## [What you are asked to do]
Every entry below must be repeated exactly; skip the pictures.

>> start Extracted entries

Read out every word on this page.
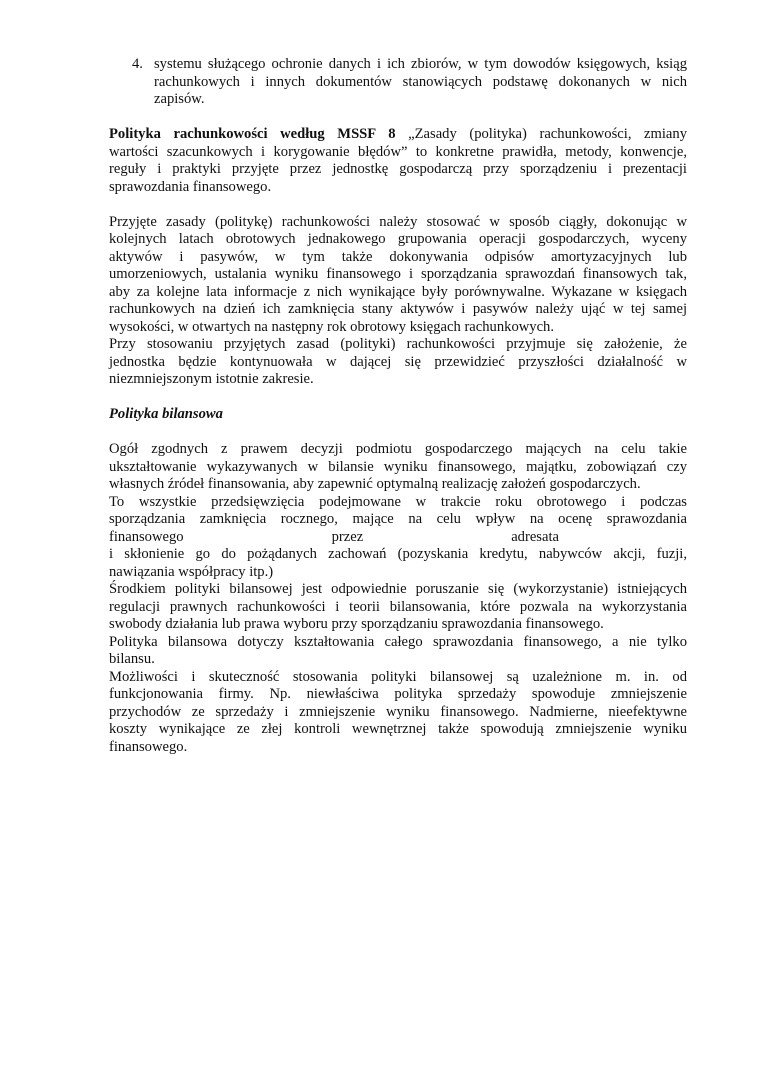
4. systemu służącego ochronie danych i ich zbiorów, w tym dowodów księgowych, ksiąg
rachunkowych i innych dokumentów stanowiących podstawę dokonanych w nich
zapisów.
Polityka rachunkowości według MSSF 8 „Zasady (polityka) rachunkowości, zmiany
wartości szacunkowych i korygowanie błędów” to konkretne prawidła, metody, konwencje,
reguły i praktyki przyjęte przez jednostkę gospodarczą przy sporządzeniu i prezentacji
sprawozdania finansowego.
Przyjęte zasady (politykę) rachunkowości należy stosować w sposób ciągły, dokonując w
kolejnych latach obrotowych jednakowego grupowania operacji gospodarczych, wyceny
aktywów i pasywów, w tym także dokonywania odpisów amortyzacyjnych lub
umorzeniowych, ustalania wyniku finansowego i sporządzania sprawozdań finansowych tak,
aby za kolejne lata informacje z nich wynikające były porównywalne. Wykazane w księgach
rachunkowych na dzień ich zamknięcia stany aktywów i pasywów należy ująć w tej samej
wysokości, w otwartych na następny rok obrotowy księgach rachunkowych.
Przy stosowaniu przyjętych zasad (polityki) rachunkowości przyjmuje się założenie, że
jednostka będzie kontynuowała w dającej się przewidzieć przyszłości działalność w
niezmniejszonym istotnie zakresie.
Polityka bilansowa
Ogół zgodnych z prawem decyzji podmiotu gospodarczego mających na celu takie
ukształtowanie wykazywanych w bilansie wyniku finansowego, majątku, zobowiązań czy
własnych źródeł finansowania, aby zapewnić optymalną realizację założeń gospodarczych.
To wszystkie przedsięwzięcia podejmowane w trakcie roku obrotowego i podczas
sporządzania zamknięcia rocznego, mające na celu wpływ na ocenę sprawozdania
finansowego przez adresata
i skłonienie go do pożądanych zachowań (pozyskania kredytu, nabywców akcji, fuzji,
nawiązania współpracy itp.)
Środkiem polityki bilansowej jest odpowiednie poruszanie się (wykorzystanie) istniejących
regulacji prawnych rachunkowości i teorii bilansowania, które pozwala na wykorzystania
swobody działania lub prawa wyboru przy sporządzaniu sprawozdania finansowego.
Polityka bilansowa dotyczy kształtowania całego sprawozdania finansowego, a nie tylko
bilansu.
Możliwości i skuteczność stosowania polityki bilansowej są uzależnione m. in. od
funkcjonowania firmy. Np. niewłaściwa polityka sprzedaży spowoduje zmniejszenie
przychodów ze sprzedaży i zmniejszenie wyniku finansowego. Nadmierne, nieefektywne
koszty wynikające ze złej kontroli wewnętrznej także spowodują zmniejszenie wyniku
finansowego.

>> end Extracted entries

## [Task output]
Read out every word on this page.
4. systemu służącego ochronie danych i ich zbiorów, w tym dowodów księgowych, ksiąg
rachunkowych i innych dokumentów stanowiących podstawę dokonanych w nich
zapisów.
Polityka rachunkowości według MSSF 8 „Zasady (polityka) rachunkowości, zmiany
wartości szacunkowych i korygowanie błędów” to konkretne prawidła, metody, konwencje,
reguły i praktyki przyjęte przez jednostkę gospodarczą przy sporządzeniu i prezentacji
sprawozdania finansowego.
Przyjęte zasady (politykę) rachunkowości należy stosować w sposób ciągły, dokonując w
kolejnych latach obrotowych jednakowego grupowania operacji gospodarczych, wyceny
aktywów i pasywów, w tym także dokonywania odpisów amortyzacyjnych lub
umorzeniowych, ustalania wyniku finansowego i sporządzania sprawozdań finansowych tak,
aby za kolejne lata informacje z nich wynikające były porównywalne. Wykazane w księgach
rachunkowych na dzień ich zamknięcia stany aktywów i pasywów należy ująć w tej samej
wysokości, w otwartych na następny rok obrotowy księgach rachunkowych.
Przy stosowaniu przyjętych zasad (polityki) rachunkowości przyjmuje się założenie, że
jednostka będzie kontynuowała w dającej się przewidzieć przyszłości działalność w
niezmniejszonym istotnie zakresie.
Polityka bilansowa
Ogół zgodnych z prawem decyzji podmiotu gospodarczego mających na celu takie
ukształtowanie wykazywanych w bilansie wyniku finansowego, majątku, zobowiązań czy
własnych źródeł finansowania, aby zapewnić optymalną realizację założeń gospodarczych.
To wszystkie przedsięwzięcia podejmowane w trakcie roku obrotowego i podczas
sporządzania zamknięcia rocznego, mające na celu wpływ na ocenę sprawozdania
finansowego przez adresata
i skłonienie go do pożądanych zachowań (pozyskania kredytu, nabywców akcji, fuzji,
nawiązania współpracy itp.)
Środkiem polityki bilansowej jest odpowiednie poruszanie się (wykorzystanie) istniejących
regulacji prawnych rachunkowości i teorii bilansowania, które pozwala na wykorzystania
swobody działania lub prawa wyboru przy sporządzaniu sprawozdania finansowego.
Polityka bilansowa dotyczy kształtowania całego sprawozdania finansowego, a nie tylko
bilansu.
Możliwości i skuteczność stosowania polityki bilansowej są uzależnione m. in. od
funkcjonowania firmy. Np. niewłaściwa polityka sprzedaży spowoduje zmniejszenie
przychodów ze sprzedaży i zmniejszenie wyniku finansowego. Nadmierne, nieefektywne
koszty wynikające ze złej kontroli wewnętrznej także spowodują zmniejszenie wyniku
finansowego.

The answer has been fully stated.